* [Records excerpted from a collection]:
+++

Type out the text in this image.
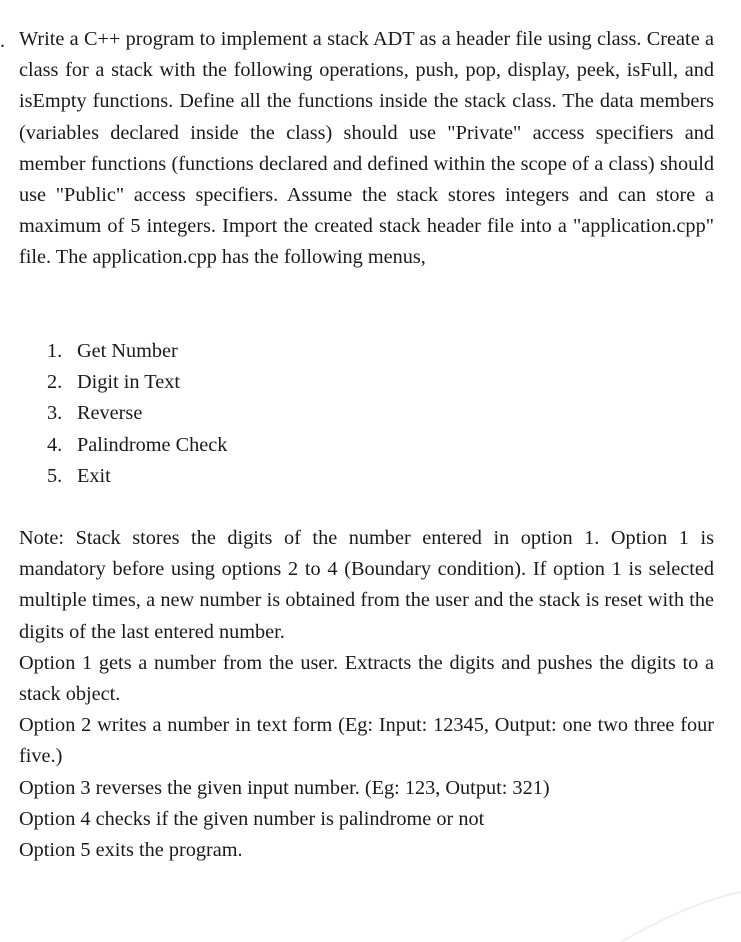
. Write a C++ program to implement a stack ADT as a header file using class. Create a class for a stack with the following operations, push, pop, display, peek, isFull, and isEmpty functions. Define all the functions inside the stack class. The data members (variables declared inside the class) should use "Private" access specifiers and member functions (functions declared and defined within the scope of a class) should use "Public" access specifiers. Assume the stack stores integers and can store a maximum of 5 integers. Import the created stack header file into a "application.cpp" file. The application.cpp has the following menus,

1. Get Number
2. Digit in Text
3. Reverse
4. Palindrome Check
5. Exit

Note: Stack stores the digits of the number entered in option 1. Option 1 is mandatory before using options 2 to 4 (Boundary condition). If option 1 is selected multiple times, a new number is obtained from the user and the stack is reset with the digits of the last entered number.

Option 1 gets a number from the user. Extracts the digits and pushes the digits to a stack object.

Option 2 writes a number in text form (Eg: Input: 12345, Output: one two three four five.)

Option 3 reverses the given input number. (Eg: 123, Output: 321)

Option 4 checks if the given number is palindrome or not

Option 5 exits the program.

+++

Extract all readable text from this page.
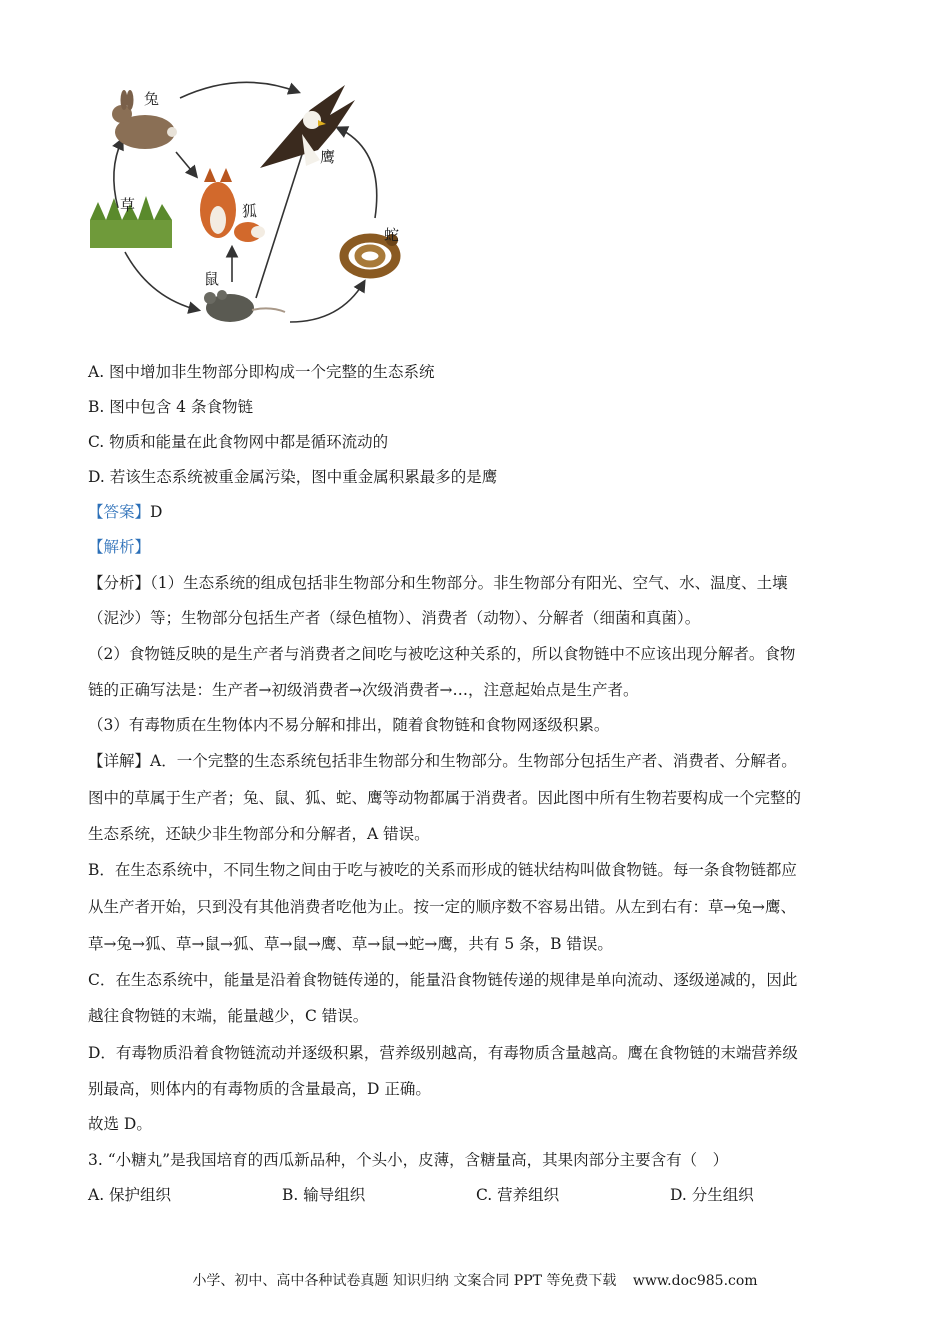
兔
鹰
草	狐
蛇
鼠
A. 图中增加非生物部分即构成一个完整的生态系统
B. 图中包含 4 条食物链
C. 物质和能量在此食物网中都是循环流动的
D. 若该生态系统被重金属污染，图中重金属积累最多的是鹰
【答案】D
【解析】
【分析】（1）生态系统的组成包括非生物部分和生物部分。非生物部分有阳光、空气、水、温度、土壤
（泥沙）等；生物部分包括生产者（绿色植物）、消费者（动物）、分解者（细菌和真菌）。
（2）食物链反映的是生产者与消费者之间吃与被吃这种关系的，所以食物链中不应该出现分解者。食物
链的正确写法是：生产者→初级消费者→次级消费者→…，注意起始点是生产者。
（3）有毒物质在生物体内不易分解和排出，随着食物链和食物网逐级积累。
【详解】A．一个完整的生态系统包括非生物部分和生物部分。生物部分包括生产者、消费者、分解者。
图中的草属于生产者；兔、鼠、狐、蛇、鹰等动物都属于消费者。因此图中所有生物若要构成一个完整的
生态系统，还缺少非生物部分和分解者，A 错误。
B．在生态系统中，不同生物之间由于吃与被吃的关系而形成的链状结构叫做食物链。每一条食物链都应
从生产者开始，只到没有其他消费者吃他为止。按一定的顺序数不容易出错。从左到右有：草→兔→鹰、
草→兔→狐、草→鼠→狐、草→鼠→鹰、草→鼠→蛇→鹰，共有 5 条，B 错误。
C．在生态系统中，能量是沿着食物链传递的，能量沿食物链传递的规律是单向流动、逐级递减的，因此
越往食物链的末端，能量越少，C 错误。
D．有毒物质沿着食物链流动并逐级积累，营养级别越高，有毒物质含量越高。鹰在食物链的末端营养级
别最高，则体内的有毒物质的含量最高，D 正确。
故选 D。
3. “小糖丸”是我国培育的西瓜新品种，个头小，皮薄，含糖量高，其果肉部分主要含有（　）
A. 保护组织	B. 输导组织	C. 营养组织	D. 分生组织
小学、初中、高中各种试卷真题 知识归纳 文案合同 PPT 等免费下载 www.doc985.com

+++

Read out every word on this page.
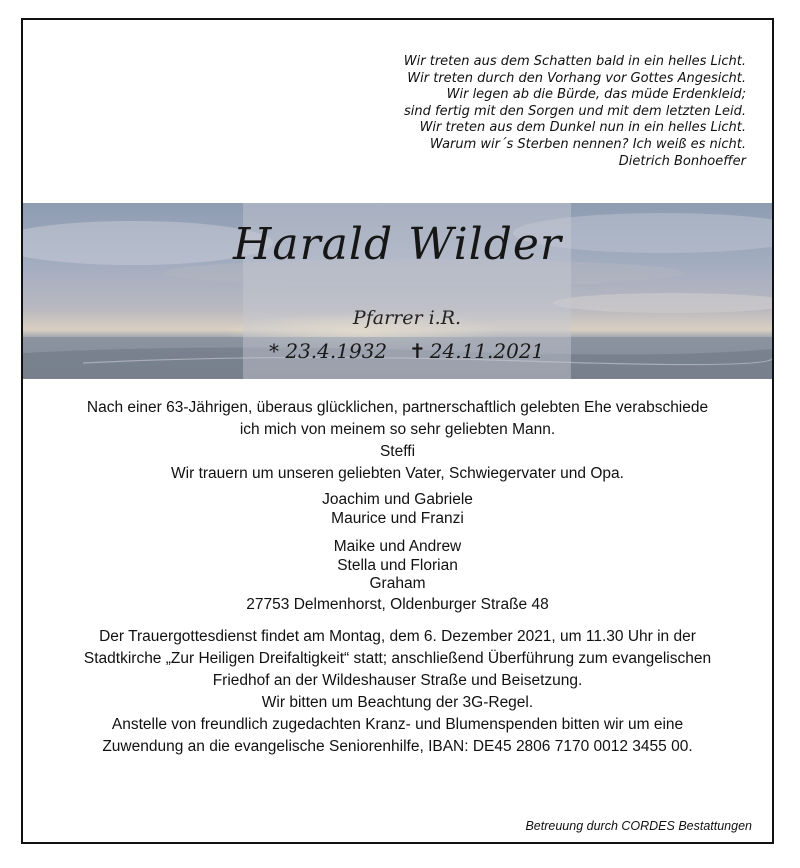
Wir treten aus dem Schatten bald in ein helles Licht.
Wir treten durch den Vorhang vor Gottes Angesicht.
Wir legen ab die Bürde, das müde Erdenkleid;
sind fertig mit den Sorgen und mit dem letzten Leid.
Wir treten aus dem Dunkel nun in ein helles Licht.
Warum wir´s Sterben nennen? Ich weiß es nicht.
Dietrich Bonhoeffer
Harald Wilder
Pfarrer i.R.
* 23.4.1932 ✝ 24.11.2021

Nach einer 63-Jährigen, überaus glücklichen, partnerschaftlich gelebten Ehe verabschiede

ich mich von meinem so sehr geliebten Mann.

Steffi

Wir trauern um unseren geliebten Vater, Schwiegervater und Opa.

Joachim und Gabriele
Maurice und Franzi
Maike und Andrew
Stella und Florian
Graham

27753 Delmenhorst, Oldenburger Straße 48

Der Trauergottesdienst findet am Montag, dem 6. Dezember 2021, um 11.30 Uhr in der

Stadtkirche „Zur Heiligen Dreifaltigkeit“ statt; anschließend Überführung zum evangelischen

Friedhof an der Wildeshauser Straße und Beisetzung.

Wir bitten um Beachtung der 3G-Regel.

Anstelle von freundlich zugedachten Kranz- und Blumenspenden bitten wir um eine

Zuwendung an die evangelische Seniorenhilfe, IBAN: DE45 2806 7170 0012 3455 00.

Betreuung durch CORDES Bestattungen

+++

* [GOAL]: From the records, copy every line that has the string "bitten" in it.

* [EXERCISE OUTPUT]:
Wir bitten um Beachtung der 3G-Regel.
Anstelle von freundlich zugedachten Kranz- und Blumenspenden bitten wir um eine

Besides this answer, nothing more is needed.